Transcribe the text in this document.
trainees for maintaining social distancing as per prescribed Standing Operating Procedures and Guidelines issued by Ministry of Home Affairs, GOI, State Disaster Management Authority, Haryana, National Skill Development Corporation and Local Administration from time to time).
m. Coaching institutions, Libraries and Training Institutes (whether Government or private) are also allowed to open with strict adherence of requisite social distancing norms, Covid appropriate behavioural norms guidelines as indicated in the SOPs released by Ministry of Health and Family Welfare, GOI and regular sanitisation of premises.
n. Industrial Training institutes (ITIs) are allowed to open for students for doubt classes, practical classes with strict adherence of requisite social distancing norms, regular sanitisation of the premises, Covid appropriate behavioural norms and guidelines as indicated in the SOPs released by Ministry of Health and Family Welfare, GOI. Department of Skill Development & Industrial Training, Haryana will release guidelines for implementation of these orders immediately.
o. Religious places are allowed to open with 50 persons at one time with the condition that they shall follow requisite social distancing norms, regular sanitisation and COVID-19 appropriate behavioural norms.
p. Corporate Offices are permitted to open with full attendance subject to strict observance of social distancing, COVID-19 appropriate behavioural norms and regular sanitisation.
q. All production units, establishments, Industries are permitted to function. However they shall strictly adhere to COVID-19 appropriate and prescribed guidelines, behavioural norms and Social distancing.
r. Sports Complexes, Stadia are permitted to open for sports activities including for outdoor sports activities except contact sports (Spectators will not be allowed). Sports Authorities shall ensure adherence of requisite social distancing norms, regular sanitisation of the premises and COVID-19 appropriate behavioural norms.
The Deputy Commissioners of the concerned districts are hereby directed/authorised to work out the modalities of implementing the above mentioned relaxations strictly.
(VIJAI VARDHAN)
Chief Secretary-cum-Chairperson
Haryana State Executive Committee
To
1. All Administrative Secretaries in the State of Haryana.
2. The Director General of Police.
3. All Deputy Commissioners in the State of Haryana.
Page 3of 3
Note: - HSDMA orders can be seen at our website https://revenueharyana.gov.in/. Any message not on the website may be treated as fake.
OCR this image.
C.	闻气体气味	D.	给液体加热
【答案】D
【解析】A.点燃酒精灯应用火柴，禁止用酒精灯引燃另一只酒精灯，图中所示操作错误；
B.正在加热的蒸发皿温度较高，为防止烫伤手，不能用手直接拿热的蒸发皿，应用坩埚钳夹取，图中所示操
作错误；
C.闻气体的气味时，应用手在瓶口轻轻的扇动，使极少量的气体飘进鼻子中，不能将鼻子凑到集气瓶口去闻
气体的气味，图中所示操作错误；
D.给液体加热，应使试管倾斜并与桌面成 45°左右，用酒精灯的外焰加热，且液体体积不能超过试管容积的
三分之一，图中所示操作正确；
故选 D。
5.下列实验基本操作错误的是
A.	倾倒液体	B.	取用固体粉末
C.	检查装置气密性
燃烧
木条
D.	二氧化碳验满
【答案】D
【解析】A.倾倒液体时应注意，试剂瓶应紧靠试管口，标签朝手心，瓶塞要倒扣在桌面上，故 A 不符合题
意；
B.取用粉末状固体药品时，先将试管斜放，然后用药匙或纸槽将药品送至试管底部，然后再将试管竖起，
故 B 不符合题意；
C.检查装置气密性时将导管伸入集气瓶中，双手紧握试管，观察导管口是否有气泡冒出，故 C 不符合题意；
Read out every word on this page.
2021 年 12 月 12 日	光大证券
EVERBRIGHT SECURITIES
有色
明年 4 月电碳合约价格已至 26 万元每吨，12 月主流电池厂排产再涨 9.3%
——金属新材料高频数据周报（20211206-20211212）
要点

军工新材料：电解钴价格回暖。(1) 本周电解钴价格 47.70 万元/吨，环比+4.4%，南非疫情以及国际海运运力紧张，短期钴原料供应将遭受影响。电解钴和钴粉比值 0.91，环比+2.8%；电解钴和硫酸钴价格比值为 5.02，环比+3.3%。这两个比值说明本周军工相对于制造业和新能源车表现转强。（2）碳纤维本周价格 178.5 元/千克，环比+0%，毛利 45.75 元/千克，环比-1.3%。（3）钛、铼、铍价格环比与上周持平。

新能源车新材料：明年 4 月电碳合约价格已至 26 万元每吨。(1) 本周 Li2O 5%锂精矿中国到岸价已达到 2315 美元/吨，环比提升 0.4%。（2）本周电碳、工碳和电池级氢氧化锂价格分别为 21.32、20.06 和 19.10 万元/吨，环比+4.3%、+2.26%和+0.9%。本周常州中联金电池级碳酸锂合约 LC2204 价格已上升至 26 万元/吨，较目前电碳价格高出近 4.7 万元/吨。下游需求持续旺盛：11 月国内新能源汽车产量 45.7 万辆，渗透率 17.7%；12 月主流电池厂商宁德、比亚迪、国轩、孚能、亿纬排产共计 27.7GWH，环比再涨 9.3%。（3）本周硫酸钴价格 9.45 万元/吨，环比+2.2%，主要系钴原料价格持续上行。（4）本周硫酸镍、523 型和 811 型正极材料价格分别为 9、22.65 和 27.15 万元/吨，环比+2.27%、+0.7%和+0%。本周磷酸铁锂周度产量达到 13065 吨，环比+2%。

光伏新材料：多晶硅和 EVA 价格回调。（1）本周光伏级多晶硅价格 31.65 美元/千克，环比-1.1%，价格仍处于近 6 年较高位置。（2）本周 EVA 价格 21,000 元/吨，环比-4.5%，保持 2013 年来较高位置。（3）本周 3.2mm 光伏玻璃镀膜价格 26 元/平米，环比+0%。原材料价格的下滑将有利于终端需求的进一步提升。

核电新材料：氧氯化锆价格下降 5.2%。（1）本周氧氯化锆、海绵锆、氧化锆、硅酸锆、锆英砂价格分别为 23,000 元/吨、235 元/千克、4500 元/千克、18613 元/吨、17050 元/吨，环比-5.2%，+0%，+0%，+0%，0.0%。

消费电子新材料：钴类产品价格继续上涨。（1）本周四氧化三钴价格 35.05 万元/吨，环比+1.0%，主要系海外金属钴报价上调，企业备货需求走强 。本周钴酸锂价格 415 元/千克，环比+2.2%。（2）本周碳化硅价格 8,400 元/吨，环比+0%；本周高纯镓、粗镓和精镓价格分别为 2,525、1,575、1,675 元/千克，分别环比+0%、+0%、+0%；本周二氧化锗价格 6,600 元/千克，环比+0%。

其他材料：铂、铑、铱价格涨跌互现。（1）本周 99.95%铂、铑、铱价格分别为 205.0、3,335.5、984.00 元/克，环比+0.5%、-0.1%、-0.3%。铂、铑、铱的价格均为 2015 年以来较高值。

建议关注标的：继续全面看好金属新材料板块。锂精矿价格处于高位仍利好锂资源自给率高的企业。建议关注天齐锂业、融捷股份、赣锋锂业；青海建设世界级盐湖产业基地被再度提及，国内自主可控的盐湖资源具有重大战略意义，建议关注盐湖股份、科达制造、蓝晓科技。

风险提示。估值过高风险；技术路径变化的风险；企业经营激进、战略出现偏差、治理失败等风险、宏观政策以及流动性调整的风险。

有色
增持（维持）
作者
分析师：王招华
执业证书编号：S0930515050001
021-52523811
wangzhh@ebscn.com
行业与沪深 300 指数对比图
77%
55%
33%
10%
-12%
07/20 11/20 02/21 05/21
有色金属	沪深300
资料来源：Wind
┄┄┄┄┄┄┄┄┄┄
- Given request: Retype the data in full and match it exactly.

- Solution to this problem:
Transcribe the text in this document.
trainees for maintaining social distancing as per prescribed Standing Operating Procedures and Guidelines issued by Ministry of Home Affairs, GOI, State Disaster Management Authority, Haryana, National Skill Development Corporation and Local Administration from time to time).
m. Coaching institutions, Libraries and Training Institutes (whether Government or private) are also allowed to open with strict adherence of requisite social distancing norms, Covid appropriate behavioural norms guidelines as indicated in the SOPs released by Ministry of Health and Family Welfare, GOI and regular sanitisation of premises.
n. Industrial Training institutes (ITIs) are allowed to open for students for doubt classes, practical classes with strict adherence of requisite social distancing norms, regular sanitisation of the premises, Covid appropriate behavioural norms and guidelines as indicated in the SOPs released by Ministry of Health and Family Welfare, GOI. Department of Skill Development & Industrial Training, Haryana will release guidelines for implementation of these orders immediately.
o. Religious places are allowed to open with 50 persons at one time with the condition that they shall follow requisite social distancing norms, regular sanitisation and COVID-19 appropriate behavioural norms.
p. Corporate Offices are permitted to open with full attendance subject to strict observance of social distancing, COVID-19 appropriate behavioural norms and regular sanitisation.
q. All production units, establishments, Industries are permitted to function. However they shall strictly adhere to COVID-19 appropriate and prescribed guidelines, behavioural norms and Social distancing.
r. Sports Complexes, Stadia are permitted to open for sports activities including for outdoor sports activities except contact sports (Spectators will not be allowed). Sports Authorities shall ensure adherence of requisite social distancing norms, regular sanitisation of the premises and COVID-19 appropriate behavioural norms.
The Deputy Commissioners of the concerned districts are hereby directed/authorised to work out the modalities of implementing the above mentioned relaxations strictly.
(VIJAI VARDHAN)
Chief Secretary-cum-Chairperson
Haryana State Executive Committee
To
1. All Administrative Secretaries in the State of Haryana.
2. The Director General of Police.
3. All Deputy Commissioners in the State of Haryana.
Page 3of 3
Note: - HSDMA orders can be seen at our website https://revenueharyana.gov.in/. Any message not on the website may be treated as fake.
OCR this image.
C.	闻气体气味	D.	给液体加热
【答案】D
【解析】A.点燃酒精灯应用火柴，禁止用酒精灯引燃另一只酒精灯，图中所示操作错误；
B.正在加热的蒸发皿温度较高，为防止烫伤手，不能用手直接拿热的蒸发皿，应用坩埚钳夹取，图中所示操
作错误；
C.闻气体的气味时，应用手在瓶口轻轻的扇动，使极少量的气体飘进鼻子中，不能将鼻子凑到集气瓶口去闻
气体的气味，图中所示操作错误；
D.给液体加热，应使试管倾斜并与桌面成 45°左右，用酒精灯的外焰加热，且液体体积不能超过试管容积的
三分之一，图中所示操作正确；
故选 D。
5.下列实验基本操作错误的是
A.	倾倒液体	B.	取用固体粉末
C.	检查装置气密性
燃烧
木条
D.	二氧化碳验满
【答案】D
【解析】A.倾倒液体时应注意，试剂瓶应紧靠试管口，标签朝手心，瓶塞要倒扣在桌面上，故 A 不符合题
意；
B.取用粉末状固体药品时，先将试管斜放，然后用药匙或纸槽将药品送至试管底部，然后再将试管竖起，
故 B 不符合题意；
C.检查装置气密性时将导管伸入集气瓶中，双手紧握试管，观察导管口是否有气泡冒出，故 C 不符合题意；
Read out every word on this page.
2021 年 12 月 12 日	光大证券
EVERBRIGHT SECURITIES
有色
明年 4 月电碳合约价格已至 26 万元每吨，12 月主流电池厂排产再涨 9.3%
——金属新材料高频数据周报（20211206-20211212）
要点

军工新材料：电解钴价格回暖。(1) 本周电解钴价格 47.70 万元/吨，环比+4.4%，南非疫情以及国际海运运力紧张，短期钴原料供应将遭受影响。电解钴和钴粉比值 0.91，环比+2.8%；电解钴和硫酸钴价格比值为 5.02，环比+3.3%。这两个比值说明本周军工相对于制造业和新能源车表现转强。（2）碳纤维本周价格 178.5 元/千克，环比+0%，毛利 45.75 元/千克，环比-1.3%。（3）钛、铼、铍价格环比与上周持平。

新能源车新材料：明年 4 月电碳合约价格已至 26 万元每吨。(1) 本周 Li2O 5%锂精矿中国到岸价已达到 2315 美元/吨，环比提升 0.4%。（2）本周电碳、工碳和电池级氢氧化锂价格分别为 21.32、20.06 和 19.10 万元/吨，环比+4.3%、+2.26%和+0.9%。本周常州中联金电池级碳酸锂合约 LC2204 价格已上升至 26 万元/吨，较目前电碳价格高出近 4.7 万元/吨。下游需求持续旺盛：11 月国内新能源汽车产量 45.7 万辆，渗透率 17.7%；12 月主流电池厂商宁德、比亚迪、国轩、孚能、亿纬排产共计 27.7GWH，环比再涨 9.3%。（3）本周硫酸钴价格 9.45 万元/吨，环比+2.2%，主要系钴原料价格持续上行。（4）本周硫酸镍、523 型和 811 型正极材料价格分别为 9、22.65 和 27.15 万元/吨，环比+2.27%、+0.7%和+0%。本周磷酸铁锂周度产量达到 13065 吨，环比+2%。

光伏新材料：多晶硅和 EVA 价格回调。（1）本周光伏级多晶硅价格 31.65 美元/千克，环比-1.1%，价格仍处于近 6 年较高位置。（2）本周 EVA 价格 21,000 元/吨，环比-4.5%，保持 2013 年来较高位置。（3）本周 3.2mm 光伏玻璃镀膜价格 26 元/平米，环比+0%。原材料价格的下滑将有利于终端需求的进一步提升。

核电新材料：氧氯化锆价格下降 5.2%。（1）本周氧氯化锆、海绵锆、氧化锆、硅酸锆、锆英砂价格分别为 23,000 元/吨、235 元/千克、4500 元/千克、18613 元/吨、17050 元/吨，环比-5.2%，+0%，+0%，+0%，0.0%。

消费电子新材料：钴类产品价格继续上涨。（1）本周四氧化三钴价格 35.05 万元/吨，环比+1.0%，主要系海外金属钴报价上调，企业备货需求走强 。本周钴酸锂价格 415 元/千克，环比+2.2%。（2）本周碳化硅价格 8,400 元/吨，环比+0%；本周高纯镓、粗镓和精镓价格分别为 2,525、1,575、1,675 元/千克，分别环比+0%、+0%、+0%；本周二氧化锗价格 6,600 元/千克，环比+0%。

其他材料：铂、铑、铱价格涨跌互现。（1）本周 99.95%铂、铑、铱价格分别为 205.0、3,335.5、984.00 元/克，环比+0.5%、-0.1%、-0.3%。铂、铑、铱的价格均为 2015 年以来较高值。

建议关注标的：继续全面看好金属新材料板块。锂精矿价格处于高位仍利好锂资源自给率高的企业。建议关注天齐锂业、融捷股份、赣锋锂业；青海建设世界级盐湖产业基地被再度提及，国内自主可控的盐湖资源具有重大战略意义，建议关注盐湖股份、科达制造、蓝晓科技。

风险提示。估值过高风险；技术路径变化的风险；企业经营激进、战略出现偏差、治理失败等风险、宏观政策以及流动性调整的风险。

有色
增持（维持）
作者
分析师：王招华
执业证书编号：S0930515050001
021-52523811
wangzhh@ebscn.com
行业与沪深 300 指数对比图
77%
55%
33%
10%
-12%
07/20 11/20 02/21 05/21
有色金属	沪深300
资料来源：Wind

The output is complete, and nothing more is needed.